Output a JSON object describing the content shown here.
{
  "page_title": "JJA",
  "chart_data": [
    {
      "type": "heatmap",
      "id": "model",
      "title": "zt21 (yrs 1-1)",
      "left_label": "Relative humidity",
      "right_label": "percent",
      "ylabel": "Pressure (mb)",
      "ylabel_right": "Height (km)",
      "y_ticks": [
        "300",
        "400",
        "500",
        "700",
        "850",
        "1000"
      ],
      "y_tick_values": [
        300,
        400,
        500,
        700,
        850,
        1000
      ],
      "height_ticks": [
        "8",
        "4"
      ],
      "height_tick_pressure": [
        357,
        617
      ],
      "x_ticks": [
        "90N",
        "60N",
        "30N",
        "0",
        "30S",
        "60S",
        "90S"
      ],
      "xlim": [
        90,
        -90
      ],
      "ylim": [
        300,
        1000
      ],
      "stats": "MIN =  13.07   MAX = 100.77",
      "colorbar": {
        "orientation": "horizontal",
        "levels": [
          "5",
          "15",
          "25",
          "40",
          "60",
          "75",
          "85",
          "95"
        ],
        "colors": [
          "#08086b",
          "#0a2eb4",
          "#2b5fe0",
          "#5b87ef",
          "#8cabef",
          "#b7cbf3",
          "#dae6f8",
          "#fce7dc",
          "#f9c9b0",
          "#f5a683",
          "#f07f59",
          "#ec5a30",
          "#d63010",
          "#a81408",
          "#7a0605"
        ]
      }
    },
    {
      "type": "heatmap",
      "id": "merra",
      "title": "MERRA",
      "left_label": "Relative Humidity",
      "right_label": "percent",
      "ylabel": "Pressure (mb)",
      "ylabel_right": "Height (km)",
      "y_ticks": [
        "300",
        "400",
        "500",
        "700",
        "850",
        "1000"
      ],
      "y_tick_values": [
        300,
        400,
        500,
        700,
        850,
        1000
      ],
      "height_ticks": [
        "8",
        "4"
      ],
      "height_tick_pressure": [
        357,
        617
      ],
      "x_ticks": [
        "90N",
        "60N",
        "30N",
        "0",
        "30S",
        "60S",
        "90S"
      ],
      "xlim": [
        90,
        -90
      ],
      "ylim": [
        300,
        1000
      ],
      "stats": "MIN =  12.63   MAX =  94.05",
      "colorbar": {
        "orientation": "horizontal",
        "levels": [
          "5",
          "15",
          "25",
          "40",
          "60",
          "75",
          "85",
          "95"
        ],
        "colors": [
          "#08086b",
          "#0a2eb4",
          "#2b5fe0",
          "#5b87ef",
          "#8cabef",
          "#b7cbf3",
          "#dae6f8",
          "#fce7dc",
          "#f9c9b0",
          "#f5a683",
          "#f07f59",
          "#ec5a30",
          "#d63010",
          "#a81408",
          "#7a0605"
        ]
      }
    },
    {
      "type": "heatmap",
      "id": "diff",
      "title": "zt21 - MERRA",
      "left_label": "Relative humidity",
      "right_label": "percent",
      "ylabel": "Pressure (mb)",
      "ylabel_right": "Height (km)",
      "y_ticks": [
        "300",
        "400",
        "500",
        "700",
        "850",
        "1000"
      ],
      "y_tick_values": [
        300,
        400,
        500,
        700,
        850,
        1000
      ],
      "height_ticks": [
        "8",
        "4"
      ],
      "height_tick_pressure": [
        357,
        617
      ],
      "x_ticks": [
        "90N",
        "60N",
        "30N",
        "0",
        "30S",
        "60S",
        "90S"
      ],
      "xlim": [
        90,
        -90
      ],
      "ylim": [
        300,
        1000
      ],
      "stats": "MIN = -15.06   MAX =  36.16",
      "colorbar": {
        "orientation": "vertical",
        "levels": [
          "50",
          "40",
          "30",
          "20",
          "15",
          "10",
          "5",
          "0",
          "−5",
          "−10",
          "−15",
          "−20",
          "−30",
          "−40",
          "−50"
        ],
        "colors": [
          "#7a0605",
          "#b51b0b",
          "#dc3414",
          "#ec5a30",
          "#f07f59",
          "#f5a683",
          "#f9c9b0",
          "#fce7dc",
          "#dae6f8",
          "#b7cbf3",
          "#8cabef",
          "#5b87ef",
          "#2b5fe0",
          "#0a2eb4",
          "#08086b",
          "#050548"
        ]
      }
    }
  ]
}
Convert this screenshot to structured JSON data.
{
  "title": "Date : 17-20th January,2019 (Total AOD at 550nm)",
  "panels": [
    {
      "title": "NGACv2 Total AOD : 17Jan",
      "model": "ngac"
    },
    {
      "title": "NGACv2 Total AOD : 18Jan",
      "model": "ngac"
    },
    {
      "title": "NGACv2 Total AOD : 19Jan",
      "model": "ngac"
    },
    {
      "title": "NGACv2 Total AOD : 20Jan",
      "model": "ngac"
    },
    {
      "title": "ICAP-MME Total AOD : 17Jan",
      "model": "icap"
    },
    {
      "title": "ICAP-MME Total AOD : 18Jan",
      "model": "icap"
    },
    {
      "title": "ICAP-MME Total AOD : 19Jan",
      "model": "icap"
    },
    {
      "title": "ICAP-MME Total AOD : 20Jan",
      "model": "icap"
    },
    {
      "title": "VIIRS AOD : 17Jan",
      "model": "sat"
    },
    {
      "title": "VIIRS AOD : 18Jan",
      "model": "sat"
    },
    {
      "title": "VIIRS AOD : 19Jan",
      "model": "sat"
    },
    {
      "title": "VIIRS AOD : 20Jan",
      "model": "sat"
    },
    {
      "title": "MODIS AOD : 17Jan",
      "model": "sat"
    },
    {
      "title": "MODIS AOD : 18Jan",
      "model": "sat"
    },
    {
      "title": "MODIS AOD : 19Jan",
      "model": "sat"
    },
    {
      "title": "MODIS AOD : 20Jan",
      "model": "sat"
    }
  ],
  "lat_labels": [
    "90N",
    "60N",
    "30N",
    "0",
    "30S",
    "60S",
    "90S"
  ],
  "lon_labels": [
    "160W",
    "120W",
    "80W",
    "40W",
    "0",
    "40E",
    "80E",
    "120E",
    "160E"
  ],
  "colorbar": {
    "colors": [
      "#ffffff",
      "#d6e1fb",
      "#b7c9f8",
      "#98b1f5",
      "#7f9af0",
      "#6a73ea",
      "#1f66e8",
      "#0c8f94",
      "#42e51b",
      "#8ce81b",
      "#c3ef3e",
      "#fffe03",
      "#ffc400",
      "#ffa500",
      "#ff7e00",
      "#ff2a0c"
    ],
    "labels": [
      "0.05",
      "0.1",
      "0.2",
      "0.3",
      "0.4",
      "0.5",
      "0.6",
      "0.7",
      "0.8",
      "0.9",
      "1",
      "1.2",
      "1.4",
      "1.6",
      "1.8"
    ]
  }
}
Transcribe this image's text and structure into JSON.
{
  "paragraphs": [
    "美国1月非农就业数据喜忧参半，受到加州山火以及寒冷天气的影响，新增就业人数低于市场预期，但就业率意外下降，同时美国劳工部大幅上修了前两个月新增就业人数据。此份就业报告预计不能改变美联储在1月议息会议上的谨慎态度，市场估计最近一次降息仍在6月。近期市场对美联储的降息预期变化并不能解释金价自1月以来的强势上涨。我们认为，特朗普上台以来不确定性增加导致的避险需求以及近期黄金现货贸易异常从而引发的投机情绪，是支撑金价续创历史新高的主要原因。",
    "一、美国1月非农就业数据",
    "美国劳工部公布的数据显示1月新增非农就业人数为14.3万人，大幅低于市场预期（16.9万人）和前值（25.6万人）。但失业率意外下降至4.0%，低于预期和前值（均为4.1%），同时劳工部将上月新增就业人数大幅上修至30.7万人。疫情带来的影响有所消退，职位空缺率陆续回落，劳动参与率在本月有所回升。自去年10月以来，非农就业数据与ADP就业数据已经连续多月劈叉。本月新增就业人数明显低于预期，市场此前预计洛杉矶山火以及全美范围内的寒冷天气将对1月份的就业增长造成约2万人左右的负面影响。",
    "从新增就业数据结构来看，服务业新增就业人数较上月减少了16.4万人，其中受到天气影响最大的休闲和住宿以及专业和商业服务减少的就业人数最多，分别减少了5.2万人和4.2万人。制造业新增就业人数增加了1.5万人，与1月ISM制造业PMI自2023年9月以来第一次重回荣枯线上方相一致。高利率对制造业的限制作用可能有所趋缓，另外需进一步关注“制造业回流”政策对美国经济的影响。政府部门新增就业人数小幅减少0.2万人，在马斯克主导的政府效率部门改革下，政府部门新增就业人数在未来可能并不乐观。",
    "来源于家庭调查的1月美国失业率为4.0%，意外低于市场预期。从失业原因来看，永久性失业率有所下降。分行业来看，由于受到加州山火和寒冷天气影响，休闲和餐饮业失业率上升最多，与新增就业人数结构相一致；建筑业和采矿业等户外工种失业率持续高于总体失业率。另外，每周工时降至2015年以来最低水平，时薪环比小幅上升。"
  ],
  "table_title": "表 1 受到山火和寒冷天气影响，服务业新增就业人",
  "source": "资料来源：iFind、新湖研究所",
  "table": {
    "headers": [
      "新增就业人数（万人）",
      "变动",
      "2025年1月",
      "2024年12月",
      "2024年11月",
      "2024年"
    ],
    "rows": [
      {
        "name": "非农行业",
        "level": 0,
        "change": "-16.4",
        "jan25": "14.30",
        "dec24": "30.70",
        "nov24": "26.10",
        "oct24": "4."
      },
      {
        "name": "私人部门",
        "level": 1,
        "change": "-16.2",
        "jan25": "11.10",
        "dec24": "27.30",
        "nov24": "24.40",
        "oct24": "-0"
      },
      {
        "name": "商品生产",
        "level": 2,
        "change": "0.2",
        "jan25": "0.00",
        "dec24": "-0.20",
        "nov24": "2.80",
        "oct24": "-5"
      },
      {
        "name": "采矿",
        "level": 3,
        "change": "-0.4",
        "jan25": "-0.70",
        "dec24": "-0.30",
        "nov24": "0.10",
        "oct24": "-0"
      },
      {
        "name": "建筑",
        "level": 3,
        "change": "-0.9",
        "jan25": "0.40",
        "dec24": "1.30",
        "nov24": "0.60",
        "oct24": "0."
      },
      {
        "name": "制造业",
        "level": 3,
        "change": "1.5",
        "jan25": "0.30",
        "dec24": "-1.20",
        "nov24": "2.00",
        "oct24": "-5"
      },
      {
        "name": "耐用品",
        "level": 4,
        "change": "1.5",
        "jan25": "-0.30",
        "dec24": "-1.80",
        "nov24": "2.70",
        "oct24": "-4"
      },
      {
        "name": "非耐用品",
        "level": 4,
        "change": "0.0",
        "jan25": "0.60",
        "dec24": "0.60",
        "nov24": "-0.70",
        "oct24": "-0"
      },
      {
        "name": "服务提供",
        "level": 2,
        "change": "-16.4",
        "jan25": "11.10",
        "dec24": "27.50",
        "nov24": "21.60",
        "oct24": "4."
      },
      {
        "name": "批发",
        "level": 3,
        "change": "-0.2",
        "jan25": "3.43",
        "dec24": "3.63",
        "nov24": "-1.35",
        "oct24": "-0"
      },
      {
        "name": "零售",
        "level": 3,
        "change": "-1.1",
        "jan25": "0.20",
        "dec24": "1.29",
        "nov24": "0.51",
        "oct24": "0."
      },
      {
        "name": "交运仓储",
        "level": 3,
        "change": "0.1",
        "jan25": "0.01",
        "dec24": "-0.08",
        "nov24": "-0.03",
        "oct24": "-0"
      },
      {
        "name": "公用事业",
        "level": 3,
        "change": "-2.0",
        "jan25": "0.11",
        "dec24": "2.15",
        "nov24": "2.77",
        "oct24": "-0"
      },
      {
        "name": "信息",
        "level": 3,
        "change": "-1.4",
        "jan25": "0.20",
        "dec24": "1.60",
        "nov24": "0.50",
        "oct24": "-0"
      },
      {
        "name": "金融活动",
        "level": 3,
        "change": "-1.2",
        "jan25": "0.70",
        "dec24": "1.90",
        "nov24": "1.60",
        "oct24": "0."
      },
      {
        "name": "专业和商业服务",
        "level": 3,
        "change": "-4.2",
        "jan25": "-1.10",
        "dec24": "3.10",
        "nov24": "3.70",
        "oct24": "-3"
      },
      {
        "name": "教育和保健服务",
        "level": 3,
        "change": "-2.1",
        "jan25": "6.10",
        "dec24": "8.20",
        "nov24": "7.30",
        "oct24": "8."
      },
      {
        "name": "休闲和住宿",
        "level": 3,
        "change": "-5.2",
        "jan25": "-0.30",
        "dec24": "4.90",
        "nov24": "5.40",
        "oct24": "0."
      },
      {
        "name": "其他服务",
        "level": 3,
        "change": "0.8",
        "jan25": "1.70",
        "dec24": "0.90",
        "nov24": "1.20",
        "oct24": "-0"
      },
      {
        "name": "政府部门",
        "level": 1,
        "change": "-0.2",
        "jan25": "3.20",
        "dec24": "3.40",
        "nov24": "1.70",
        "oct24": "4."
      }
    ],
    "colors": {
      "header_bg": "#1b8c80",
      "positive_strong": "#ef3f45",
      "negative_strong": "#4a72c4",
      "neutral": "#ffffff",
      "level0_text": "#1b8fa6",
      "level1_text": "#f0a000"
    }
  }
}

→ **Problem details**: Reproduce each line of the entries in which the word "VIIRS" is found.

→ **Problem solution**:
      "title": "VIIRS AOD : 17Jan",
      "title": "VIIRS AOD : 18Jan",
      "title": "VIIRS AOD : 19Jan",
      "title": "VIIRS AOD : 20Jan",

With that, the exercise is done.